• **What is being asked**: In the data below, locate each line with the word "cytotoxiques" and list it.

Collection entries
══════
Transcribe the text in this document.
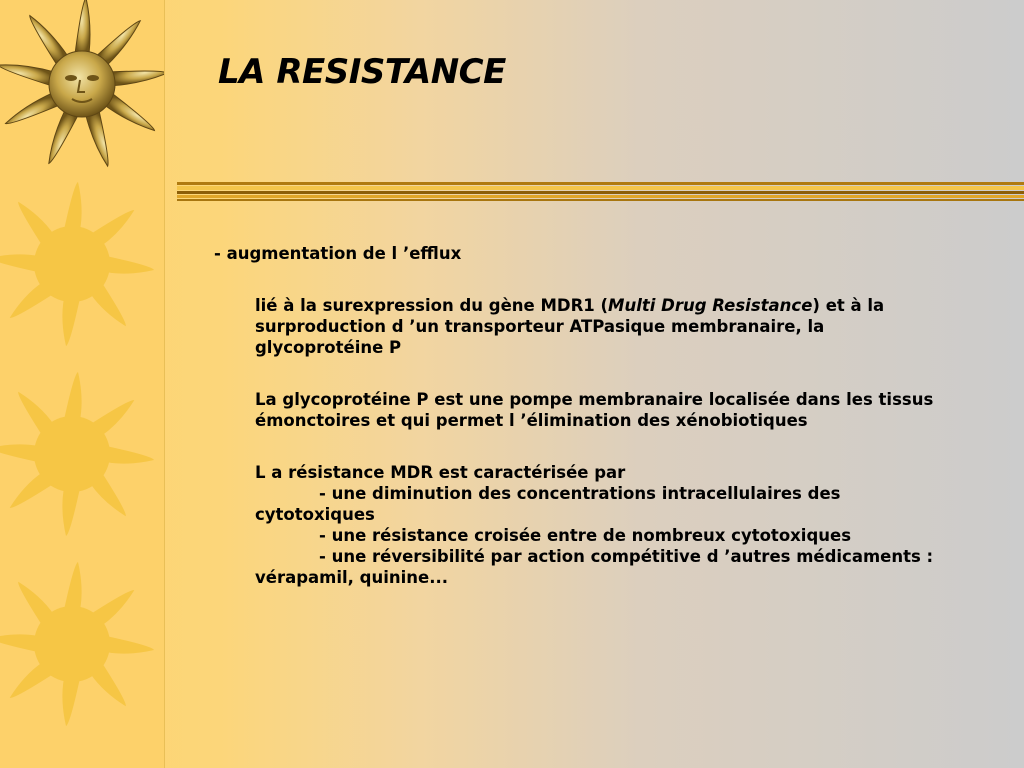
LA RESISTANCE

- augmentation de l ’efflux

lié à la surexpression du gène MDR1 (Multi Drug Resistance) et à la surproduction d ’un transporteur ATPasique membranaire, la glycoprotéine P

La glycoprotéine P est une pompe membranaire localisée dans les tissus émonctoires et qui permet l ’élimination des xénobiotiques

L a résistance MDR est caractérisée par
- une diminution des concentrations intracellulaires des cytotoxiques
- une résistance croisée entre de nombreux cytotoxiques
- une réversibilité par action compétitive d ’autres médicaments : vérapamil, quinine...
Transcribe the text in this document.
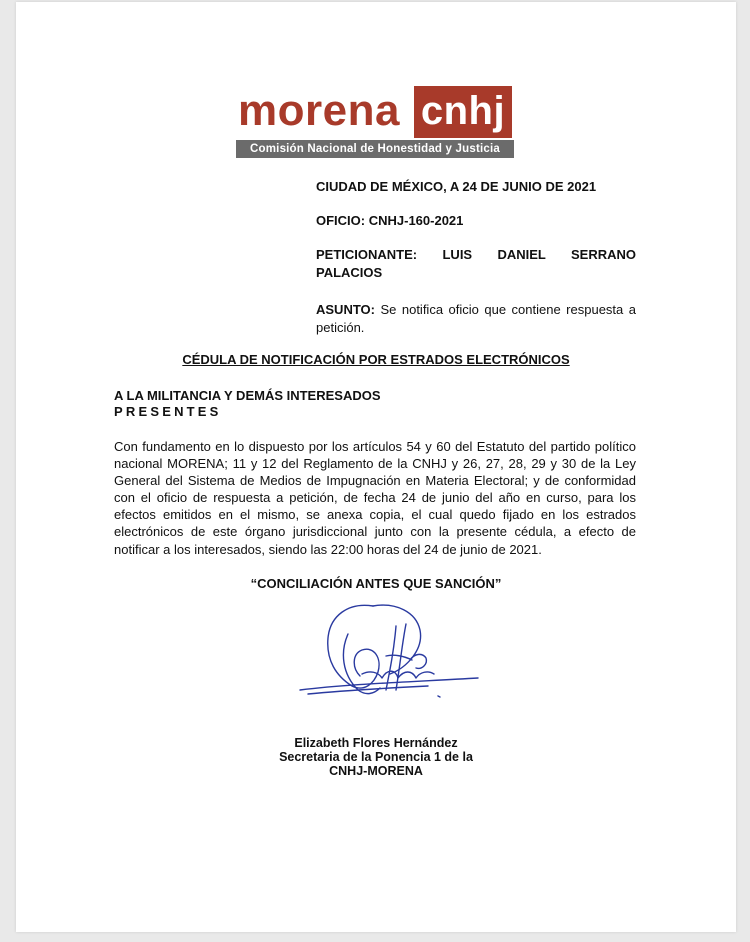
morena cnhj
Comisión Nacional de Honestidad y Justicia
CIUDAD DE MÉXICO, A 24 DE JUNIO DE 2021
OFICIO: CNHJ-160-2021
PETICIONANTE: LUIS DANIEL SERRANO
PALACIOS
ASUNTO: Se notifica oficio que contiene respuesta a petición.
CÉDULA DE NOTIFICACIÓN POR ESTRADOS ELECTRÓNICOS
A LA MILITANCIA Y DEMÁS INTERESADOS
PRESENTES
Con fundamento en lo dispuesto por los artículos 54 y 60 del Estatuto del partido político nacional MORENA; 11 y 12 del Reglamento de la CNHJ y 26, 27, 28, 29 y 30 de la Ley General del Sistema de Medios de Impugnación en Materia Electoral; y de conformidad con el oficio de respuesta a petición, de fecha 24 de junio del año en curso, para los efectos emitidos en el mismo, se anexa copia, el cual quedo fijado en los estrados electrónicos de este órgano jurisdiccional junto con la presente cédula, a efecto de notificar a los interesados, siendo las 22:00 horas del 24 de junio de 2021.
“CONCILIACIÓN ANTES QUE SANCIÓN”
Elizabeth Flores Hernández
Secretaria de la Ponencia 1 de la
CNHJ-MORENA
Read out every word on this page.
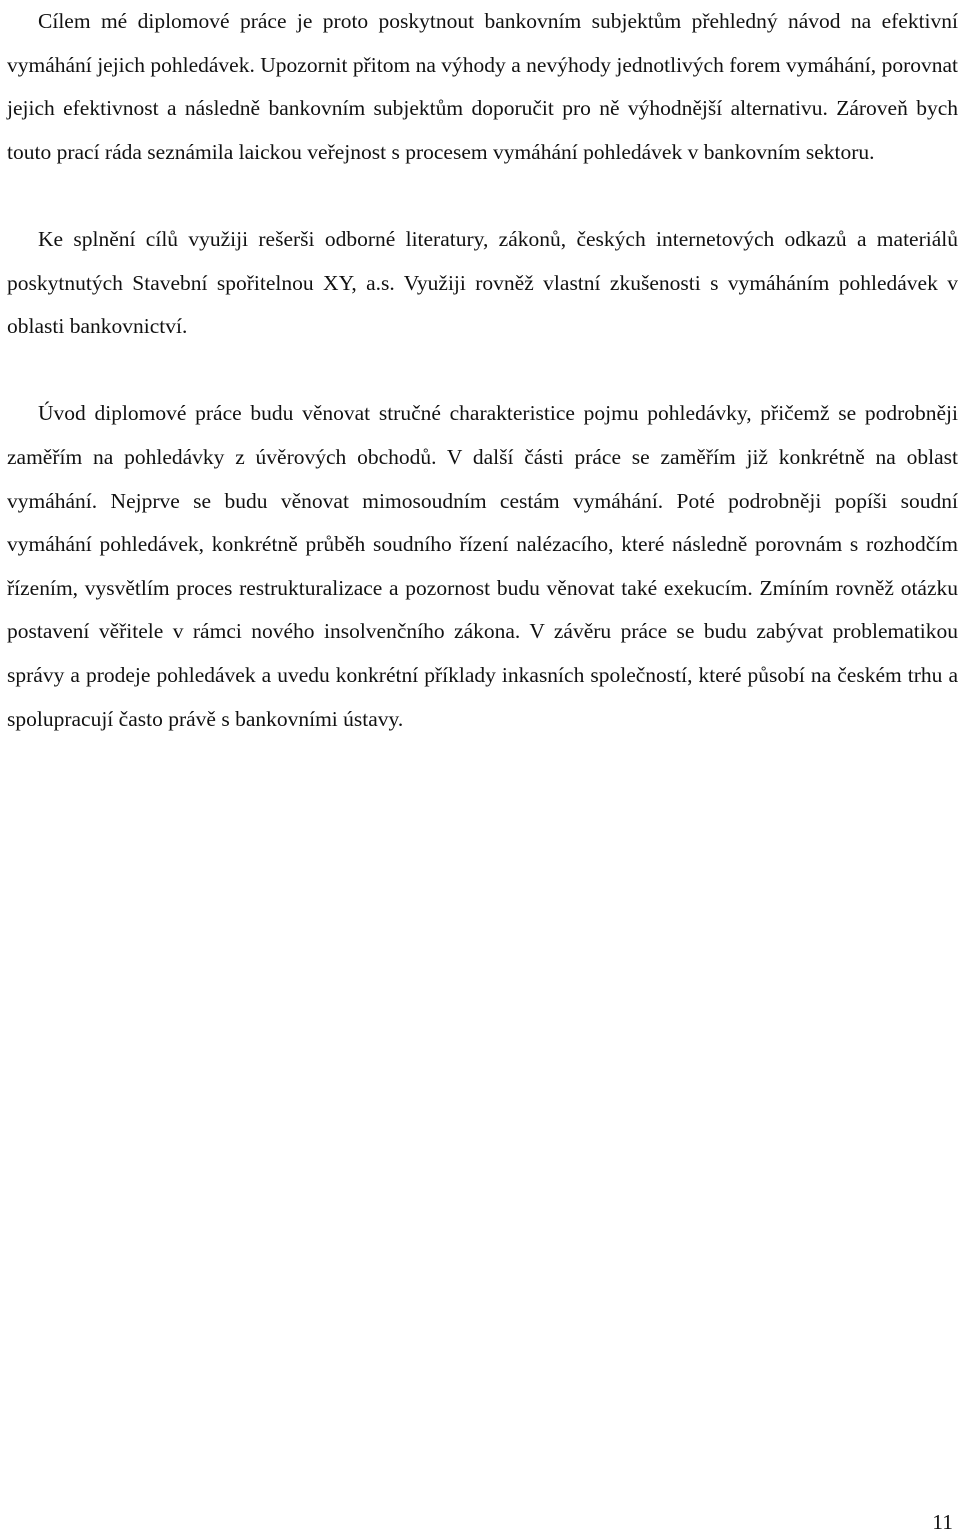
Cílem mé diplomové práce je proto poskytnout bankovním subjektům přehledný návod na efektivní vymáhání jejich pohledávek. Upozornit přitom na výhody a nevýhody jednotlivých forem vymáhání, porovnat jejich efektivnost a následně bankovním subjektům doporučit pro ně výhodnější alternativu. Zároveň bych touto prací ráda seznámila laickou veřejnost s procesem vymáhání pohledávek v bankovním sektoru.

Ke splnění cílů využiji rešerši odborné literatury, zákonů, českých internetových odkazů a materiálů poskytnutých Stavební spořitelnou XY, a.s. Využiji rovněž vlastní zkušenosti s vymáháním pohledávek v oblasti bankovnictví.

Úvod diplomové práce budu věnovat stručné charakteristice pojmu pohledávky, přičemž se podrobněji zaměřím na pohledávky z úvěrových obchodů. V další části práce se zaměřím již konkrétně na oblast vymáhání. Nejprve se budu věnovat mimosoudním cestám vymáhání. Poté podrobněji popíši soudní vymáhání pohledávek, konkrétně průběh soudního řízení nalézacího, které následně porovnám s rozhodčím řízením, vysvětlím proces restrukturalizace a pozornost budu věnovat také exekucím. Zmíním rovněž otázku postavení věřitele v rámci nového insolvenčního zákona. V závěru práce se budu zabývat problematikou správy a prodeje pohledávek a uvedu konkrétní příklady inkasních společností, které působí na českém trhu a spolupracují často právě s bankovními ústavy.

11
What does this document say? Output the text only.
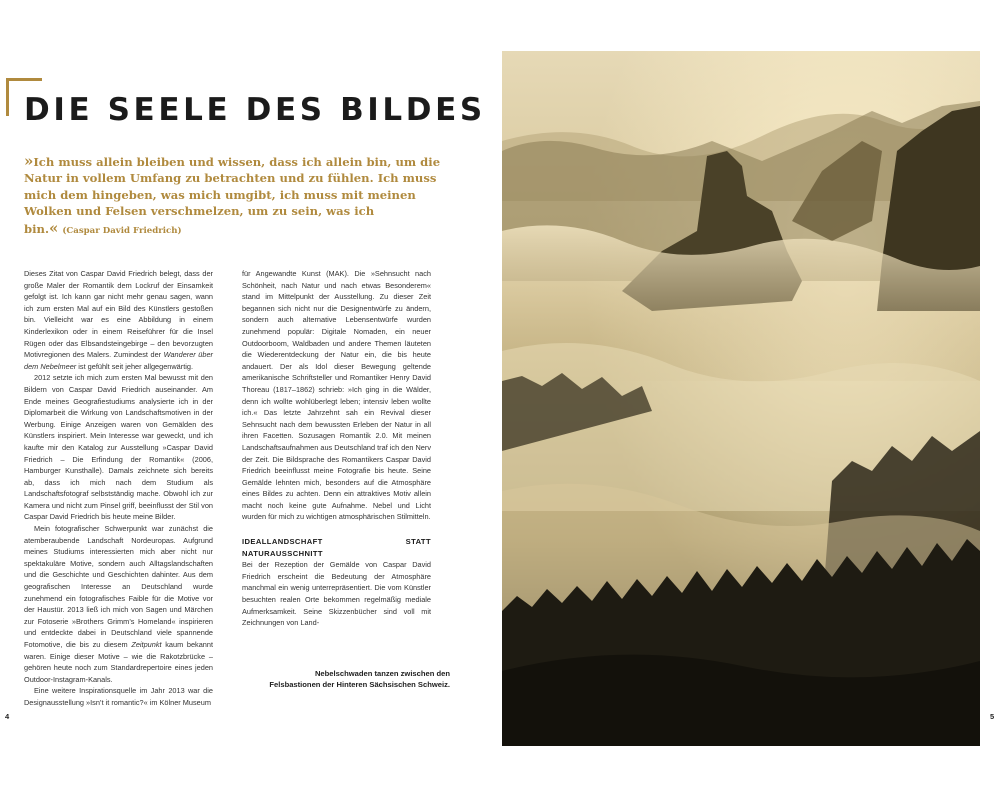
DIE SEELE DES BILDES
»Ich muss allein bleiben und wissen, dass ich allein bin, um die Natur in vollem Umfang zu betrachten und zu fühlen. Ich muss mich dem hingeben, was mich umgibt, ich muss mit meinen Wolken und Felsen verschmelzen, um zu sein, was ich bin.« (Caspar David Friedrich)

Dieses Zitat von Caspar David Friedrich belegt, dass der große Maler der Romantik dem Lockruf der Einsamkeit gefolgt ist. Ich kann gar nicht mehr genau sagen, wann ich zum ersten Mal auf ein Bild des Künstlers gestoßen bin. Vielleicht war es eine Abbildung in einem Kinderlexikon oder in einem Reiseführer für die Insel Rügen oder das Elbsandsteingebirge – den bevorzugten Motivregionen des Malers. Zumindest der Wanderer über dem Nebelmeer ist gefühlt seit jeher allgegenwärtig.

2012 setzte ich mich zum ersten Mal bewusst mit den Bildern von Caspar David Friedrich auseinander. Am Ende meines Geografiestudiums analysierte ich in der Diplomarbeit die Wirkung von Landschaftsmotiven in der Werbung. Einige Anzeigen waren von Gemälden des Künstlers inspiriert. Mein Interesse war geweckt, und ich kaufte mir den Katalog zur Ausstellung »Caspar David Friedrich – Die Erfindung der Romantik« (2006, Hamburger Kunsthalle). Damals zeichnete sich bereits ab, dass ich mich nach dem Studium als Landschaftsfotograf selbstständig mache. Obwohl ich zur Kamera und nicht zum Pinsel griff, beeinflusst der Stil von Caspar David Friedrich bis heute meine Bilder.

Mein fotografischer Schwerpunkt war zunächst die atemberaubende Landschaft Nordeuropas. Aufgrund meines Studiums interessierten mich aber nicht nur spektakuläre Motive, sondern auch Alltagslandschaften und die Geschichte und Geschichten dahinter. Aus dem geografischen Interesse an Deutschland wurde zunehmend ein fotografisches Faible für die Motive vor der Haustür. 2013 ließ ich mich von Sagen und Märchen zur Fotoserie »Brothers Grimm’s Homeland« inspirieren und entdeckte dabei in Deutschland viele spannende Fotomotive, die bis zu diesem Zeitpunkt kaum bekannt waren. Einige dieser Motive – wie die Rakotzbrücke – gehören heute noch zum Standardrepertoire eines jeden Outdoor-Instagram-Kanals.

Eine weitere Inspirationsquelle im Jahr 2013 war die Designausstellung »Isn’t it romantic?« im Kölner Museum

für Angewandte Kunst (MAK). Die »Sehnsucht nach Schönheit, nach Natur und nach etwas Besonderem« stand im Mittelpunkt der Ausstellung. Zu dieser Zeit begannen sich nicht nur die Designentwürfe zu ändern, sondern auch alternative Lebensentwürfe wurden zunehmend populär: Digitale Nomaden, ein neuer Outdoorboom, Waldbaden und andere Themen läuteten die Wiederentdeckung der Natur ein, die bis heute andauert. Der als Idol dieser Bewegung geltende amerikanische Schriftsteller und Romantiker Henry David Thoreau (1817–1862) schrieb: »Ich ging in die Wälder, denn ich wollte wohlüberlegt leben; intensiv leben wollte ich.« Das letzte Jahrzehnt sah ein Revival dieser Sehnsucht nach dem bewussten Erleben der Natur in all ihren Facetten. Sozusagen Romantik 2.0. Mit meinen Landschaftsaufnahmen aus Deutschland traf ich den Nerv der Zeit. Die Bildsprache des Romantikers Caspar David Friedrich beeinflusst meine Fotografie bis heute. Seine Gemälde lehnten mich, besonders auf die Atmosphäre eines Bildes zu achten. Denn ein attraktives Motiv allein macht noch keine gute Aufnahme. Nebel und Licht wurden für mich zu wichtigen atmosphärischen Stilmitteln.

IDEALLANDSCHAFT STATT NATURAUSSCHNITT

Bei der Rezeption der Gemälde von Caspar David Friedrich erscheint die Bedeutung der Atmosphäre manchmal ein wenig unterrepräsentiert. Die vom Künstler besuchten realen Orte bekommen regelmäßig mediale Aufmerksamkeit. Seine Skizzenbücher sind voll mit Zeichnungen von Land-

Nebelschwaden tanzen zwischen den Felsbastionen der Hinteren Sächsischen Schweiz.
4	5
══════
• **Response to this task**:
- une diminution des concentrations intracellulaires des cytotoxiques
- une résistance croisée entre de nombreux cytotoxiques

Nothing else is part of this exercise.